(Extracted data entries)
+++
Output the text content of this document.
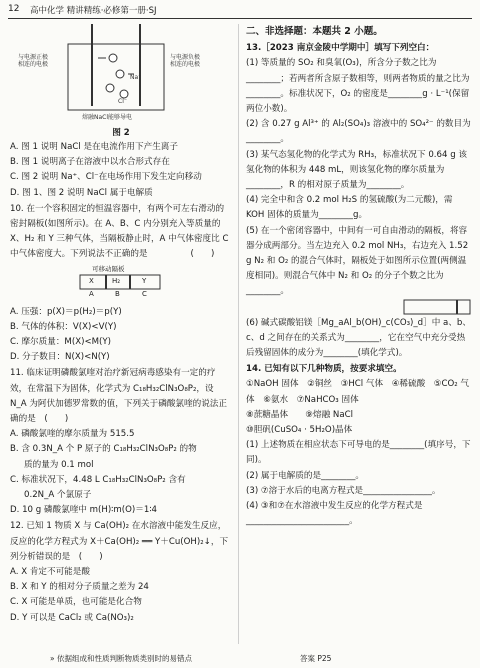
12 高中化学 精讲精练·必修第一册·SJ
与电源正极
相连的电极
与电源负极
相连的电极
Na⁺
Cl⁻
熔融NaCl能够导电
图 2

A. 图 1 说明 NaCl 是在电流作用下产生离子

B. 图 1 说明离子在溶液中以水合形式存在

C. 图 2 说明 Na⁺、Cl⁻在电场作用下发生定向移动

D. 图 1、图 2 说明 NaCl 属于电解质

10. 在一个容积固定的恒温容器中，有两个可左右滑动的密封隔板(如图所示)。在 A、B、C 内分别充入等质量的 X、H₂ 和 Y 三种气体，当隔板静止时，A 中气体密度比 C 中气体密度大。下列说法不正确的是　　　　　(　　)

可移动隔板
X	H₂	Y
A	B	C

A. 压强：p(X)＝p(H₂)＝p(Y)

B. 气体的体积：V(X)<V(Y)

C. 摩尔质量：M(X)<M(Y)

D. 分子数目：N(X)<N(Y)

11. 临床证明磷酸氯喹对治疗新冠病毒感染有一定的疗效，在常温下为固体，化学式为 C₁₈H₃₂ClN₃O₈P₂，设 N_A 为阿伏加德罗常数的值，下列关于磷酸氯喹的说法正确的是　(　　)

A. 磷酸氯喹的摩尔质量为 515.5

B. 含 0.3N_A 个 P 原子的 C₁₈H₃₂ClN₃O₈P₂ 的物

质的量为 0.1 mol

C. 标准状况下，4.48 L C₁₈H₃₂ClN₃O₈P₂ 含有

0.2N_A 个氯原子

D. 10 g 磷酸氯喹中 m(H)∶m(O)＝1∶4

12. 已知 1 物质 X 与 Ca(OH)₂ 在水溶液中能发生反应，反应的化学方程式为 X＋Ca(OH)₂ ══ Y＋Cu(OH)₂↓，下列分析错误的是　(　　)

A. X 肯定不可能是酸

B. X 和 Y 的相对分子质量之差为 24

C. X 可能是单质，也可能是化合物

D. Y 可以是 CaCl₂ 或 Ca(NO₃)₂

二、非选择题：本题共 2 小题。

13.［2023 南京金陵中学期中］填写下列空白：

(1) 等质量的 SO₂ 和臭氧(O₃)，所含分子数之比为________；若两者所含原子数相等，则两者物质的量之比为________。标准状况下，O₂ 的密度是________g · L⁻¹(保留两位小数)。

(2) 含 0.27 g Al³⁺ 的 Al₂(SO₄)₃ 溶液中的 SO₄²⁻ 的数目为________。

(3) 某气态氢化物的化学式为 RH₃，标准状况下 0.64 g 该氢化物的体积为 448 mL，则该氢化物的摩尔质量为________，R 的相对原子质量为________。

(4) 完全中和含 0.2 mol H₂S 的氢硫酸(为二元酸)，需 KOH 固体的质量为________g。

(5) 在一个密闭容器中，中间有一可自由滑动的隔板，将容器分成两部分。当左边充入 0.2 mol NH₃，右边充入 1.52 g N₂ 和 O₂ 的混合气体时，隔板处于如图所示位置(两侧温度相同)。则混合气体中 N₂ 和 O₂ 的分子个数之比为________。

(6) 碱式碳酸铝镁［Mg_aAl_b(OH)_c(CO₃)_d］中 a、b、c、d 之间存在的关系式为________，它在空气中充分受热后残留固体的成分为________(填化学式)。

14. 已知有以下几种物质，按要求填空。

①NaOH 固体　②铜丝　③HCl 气体　④稀硫酸　⑤CO₂ 气体　⑥氨水　⑦NaHCO₃ 固体

⑧蔗糖晶体　　⑨熔融 NaCl

⑩胆矾(CuSO₄ · 5H₂O)晶体

(1) 上述物质在相应状态下可导电的是________(填序号，下同)。

(2) 属于电解质的是________。

(3) ⑦溶于水后的电离方程式是________________。

(4) ③和⑦在水溶液中发生反应的化学方程式是________________________。

» 依据组成和性质判断物质类别时的易错点	答案 P25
+++
*REQUIREMENTS*
Repeat all of the records verbatim, leaving out the pictures.

*SOLUTION TO THIS EXERCISE*
Output the text content of this document.
12 高中化学 精讲精练·必修第一册·SJ
与电源正极
相连的电极
与电源负极
相连的电极
Na⁺
Cl⁻
熔融NaCl能够导电
图 2

A. 图 1 说明 NaCl 是在电流作用下产生离子

B. 图 1 说明离子在溶液中以水合形式存在

C. 图 2 说明 Na⁺、Cl⁻在电场作用下发生定向移动

D. 图 1、图 2 说明 NaCl 属于电解质

10. 在一个容积固定的恒温容器中，有两个可左右滑动的密封隔板(如图所示)。在 A、B、C 内分别充入等质量的 X、H₂ 和 Y 三种气体，当隔板静止时，A 中气体密度比 C 中气体密度大。下列说法不正确的是　　　　　(　　)

可移动隔板
X	H₂	Y
A	B	C

A. 压强：p(X)＝p(H₂)＝p(Y)

B. 气体的体积：V(X)<V(Y)

C. 摩尔质量：M(X)<M(Y)

D. 分子数目：N(X)<N(Y)

11. 临床证明磷酸氯喹对治疗新冠病毒感染有一定的疗效，在常温下为固体，化学式为 C₁₈H₃₂ClN₃O₈P₂，设 N_A 为阿伏加德罗常数的值，下列关于磷酸氯喹的说法正确的是　(　　)

A. 磷酸氯喹的摩尔质量为 515.5

B. 含 0.3N_A 个 P 原子的 C₁₈H₃₂ClN₃O₈P₂ 的物

质的量为 0.1 mol

C. 标准状况下，4.48 L C₁₈H₃₂ClN₃O₈P₂ 含有

0.2N_A 个氯原子

D. 10 g 磷酸氯喹中 m(H)∶m(O)＝1∶4

12. 已知 1 物质 X 与 Ca(OH)₂ 在水溶液中能发生反应，反应的化学方程式为 X＋Ca(OH)₂ ══ Y＋Cu(OH)₂↓，下列分析错误的是　(　　)

A. X 肯定不可能是酸

B. X 和 Y 的相对分子质量之差为 24

C. X 可能是单质，也可能是化合物

D. Y 可以是 CaCl₂ 或 Ca(NO₃)₂

二、非选择题：本题共 2 小题。

13.［2023 南京金陵中学期中］填写下列空白：

(1) 等质量的 SO₂ 和臭氧(O₃)，所含分子数之比为________；若两者所含原子数相等，则两者物质的量之比为________。标准状况下，O₂ 的密度是________g · L⁻¹(保留两位小数)。

(2) 含 0.27 g Al³⁺ 的 Al₂(SO₄)₃ 溶液中的 SO₄²⁻ 的数目为________。

(3) 某气态氢化物的化学式为 RH₃，标准状况下 0.64 g 该氢化物的体积为 448 mL，则该氢化物的摩尔质量为________，R 的相对原子质量为________。

(4) 完全中和含 0.2 mol H₂S 的氢硫酸(为二元酸)，需 KOH 固体的质量为________g。

(5) 在一个密闭容器中，中间有一可自由滑动的隔板，将容器分成两部分。当左边充入 0.2 mol NH₃，右边充入 1.52 g N₂ 和 O₂ 的混合气体时，隔板处于如图所示位置(两侧温度相同)。则混合气体中 N₂ 和 O₂ 的分子个数之比为________。

(6) 碱式碳酸铝镁［Mg_aAl_b(OH)_c(CO₃)_d］中 a、b、c、d 之间存在的关系式为________，它在空气中充分受热后残留固体的成分为________(填化学式)。

14. 已知有以下几种物质，按要求填空。

①NaOH 固体　②铜丝　③HCl 气体　④稀硫酸　⑤CO₂ 气体　⑥氨水　⑦NaHCO₃ 固体

⑧蔗糖晶体　　⑨熔融 NaCl

⑩胆矾(CuSO₄ · 5H₂O)晶体

(1) 上述物质在相应状态下可导电的是________(填序号，下同)。

(2) 属于电解质的是________。

(3) ⑦溶于水后的电离方程式是________________。

(4) ③和⑦在水溶液中发生反应的化学方程式是________________________。

» 依据组成和性质判断物质类别时的易错点	答案 P25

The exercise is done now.